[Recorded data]
□ □ □
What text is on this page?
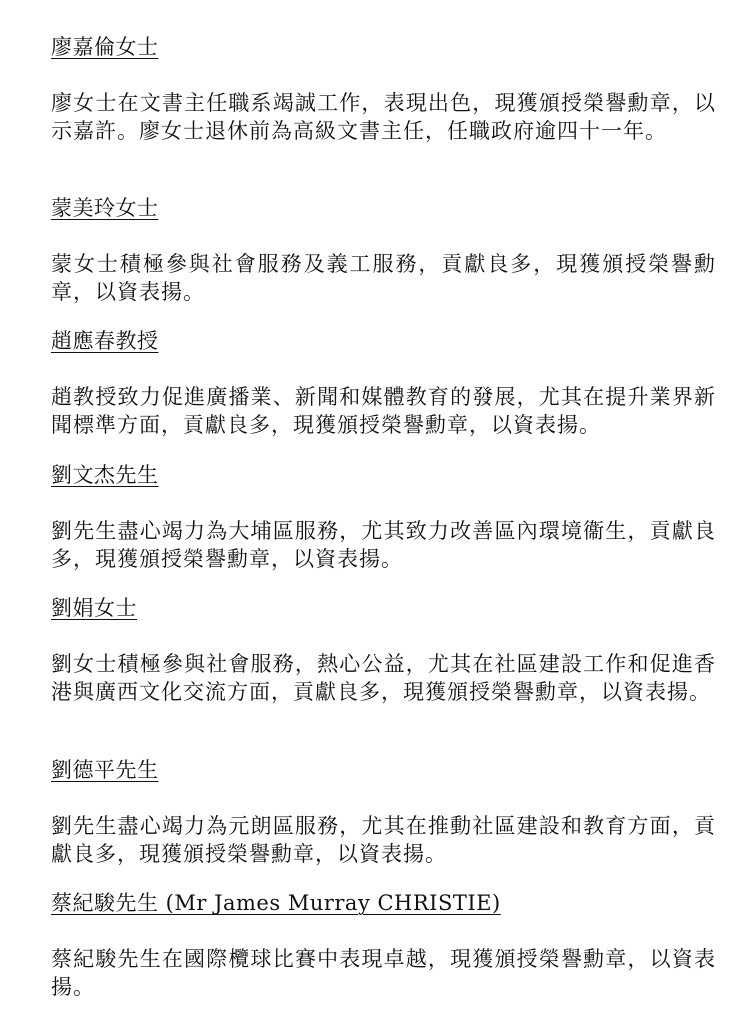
廖嘉倫女士
廖女士在文書主任職系竭誠工作，表現出色，現獲頒授榮譽勳章，以示嘉許。廖女士退休前為高級文書主任，任職政府逾四十一年。
蒙美玲女士
蒙女士積極參與社會服務及義工服務，貢獻良多，現獲頒授榮譽勳章，以資表揚。
趙應春教授
趙教授致力促進廣播業、新聞和媒體教育的發展，尤其在提升業界新聞標準方面，貢獻良多，現獲頒授榮譽勳章，以資表揚。
劉文杰先生
劉先生盡心竭力為大埔區服務，尤其致力改善區內環境衞生，貢獻良多，現獲頒授榮譽勳章，以資表揚。
劉娟女士
劉女士積極參與社會服務，熱心公益，尤其在社區建設工作和促進香港與廣西文化交流方面，貢獻良多，現獲頒授榮譽勳章，以資表揚。
劉德平先生
劉先生盡心竭力為元朗區服務，尤其在推動社區建設和教育方面，貢獻良多，現獲頒授榮譽勳章，以資表揚。
蔡紀駿先生 (Mr James Murray CHRISTIE)
蔡紀駿先生在國際欖球比賽中表現卓越，現獲頒授榮譽勳章，以資表揚。
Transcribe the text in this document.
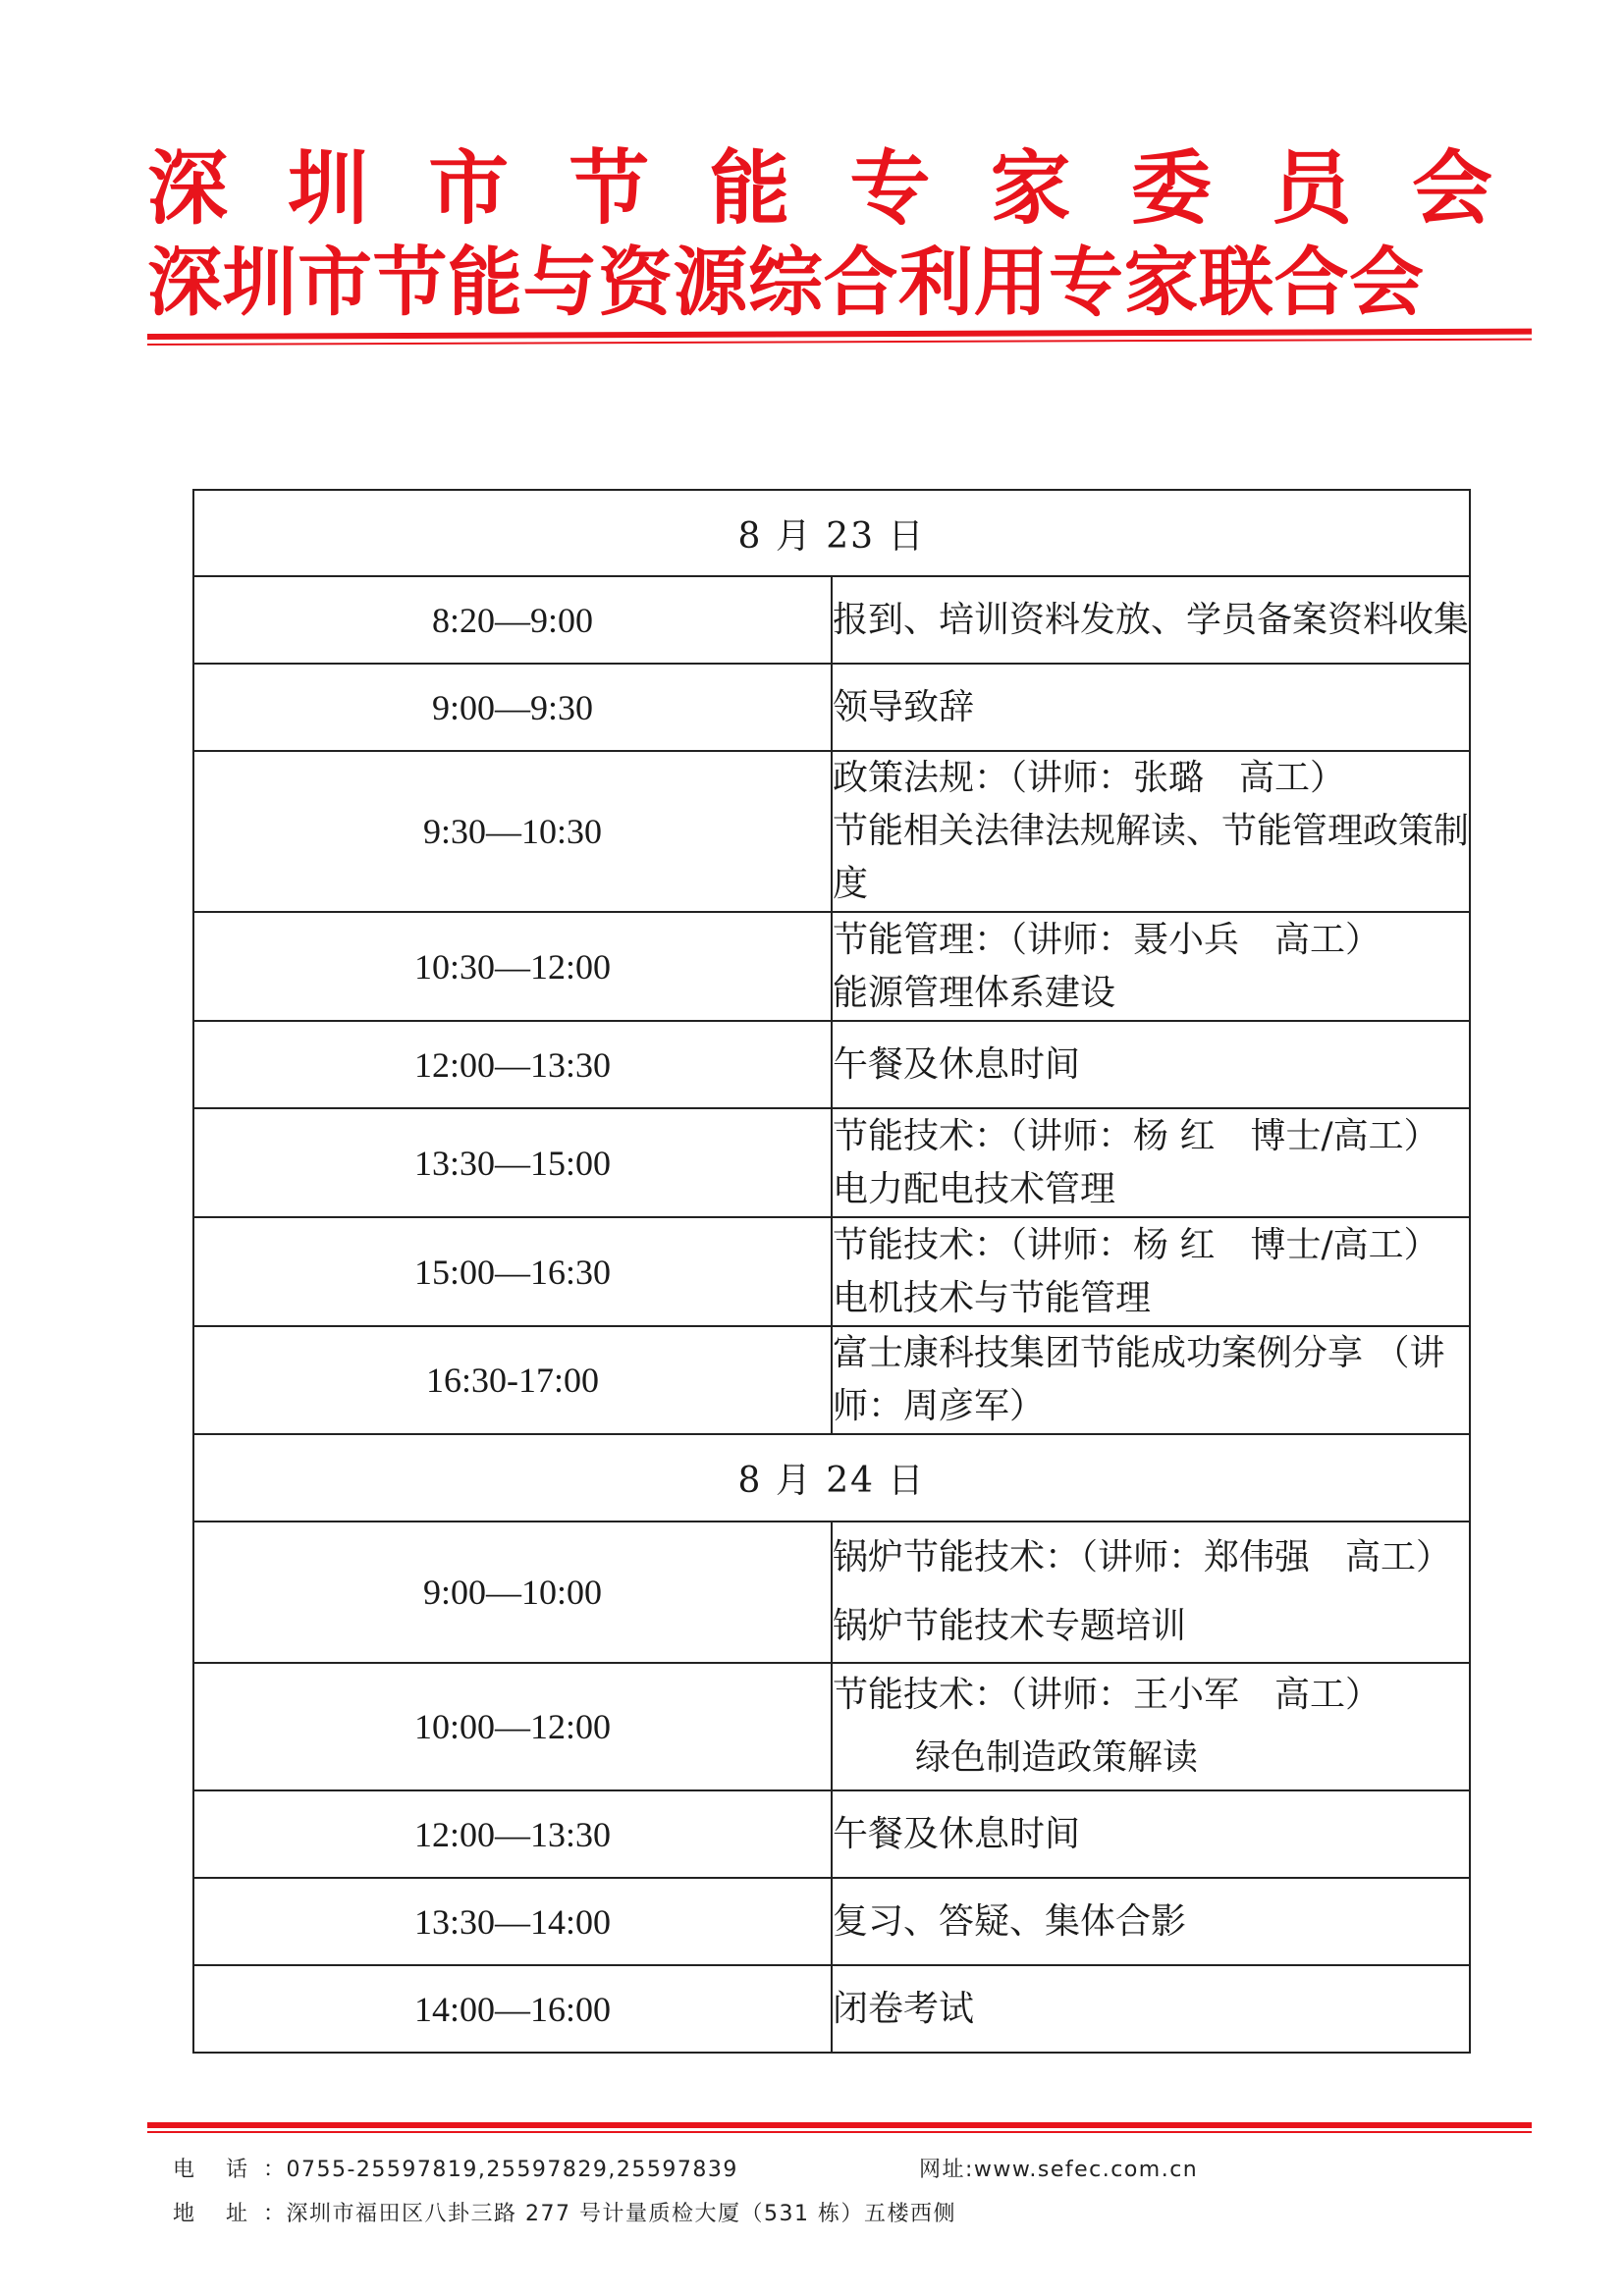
深 圳 市 节 能 专 家 委 员 会
深圳市节能与资源综合利用专家联合会
8 月 23 日	
8:20—9:00	报到、培训资料发放、学员备案资料收集

9:00—9:30	领导致辞

9:30—10:30	政策法规：（讲师：张璐　高工）
节能相关法律法规解读、节能管理政策制度

10:30—12:00	节能管理：（讲师：聂小兵　高工）
能源管理体系建设

12:00—13:30	午餐及休息时间

13:30—15:00	节能技术：（讲师：杨 红　博士/高工）
电力配电技术管理

15:00—16:30	节能技术：（讲师：杨 红　博士/高工）
电机技术与节能管理

16:30-17:00	富士康科技集团节能成功案例分享 （讲师：周彦军）

8 月 24 日	
9:00—10:00	锅炉节能技术：（讲师：郑伟强　高工）
锅炉节能技术专题培训

10:00—12:00	节能技术：（讲师：王小军　高工）
绿色制造政策解读

12:00—13:30	午餐及休息时间

13:30—14:00	复习、答疑、集体合影

14:00—16:00	闭卷考试
电话：0755-25597819,25597829,25597839	网址:www.sefec.com.cn
地址：深圳市福田区八卦三路 277 号计量质检大厦（531 栋）五楼西侧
□ □ □
◆ **Task details**
In the records above, locate each line with the word "現獲頒授榮譽勳章". Copy all such lines.

◆ **Full response**
廖女士在文書主任職系竭誠工作，表現出色，現獲頒授榮譽勳章，以示嘉許。廖女士退休前為高級文書主任，任職政府逾四十一年。
蒙女士積極參與社會服務及義工服務，貢獻良多，現獲頒授榮譽勳章，以資表揚。
趙教授致力促進廣播業、新聞和媒體教育的發展，尤其在提升業界新聞標準方面，貢獻良多，現獲頒授榮譽勳章，以資表揚。
劉先生盡心竭力為大埔區服務，尤其致力改善區內環境衞生，貢獻良多，現獲頒授榮譽勳章，以資表揚。
劉女士積極參與社會服務，熱心公益，尤其在社區建設工作和促進香港與廣西文化交流方面，貢獻良多，現獲頒授榮譽勳章，以資表揚。
劉先生盡心竭力為元朗區服務，尤其在推動社區建設和教育方面，貢獻良多，現獲頒授榮譽勳章，以資表揚。
蔡紀駿先生在國際欖球比賽中表現卓越，現獲頒授榮譽勳章，以資表揚。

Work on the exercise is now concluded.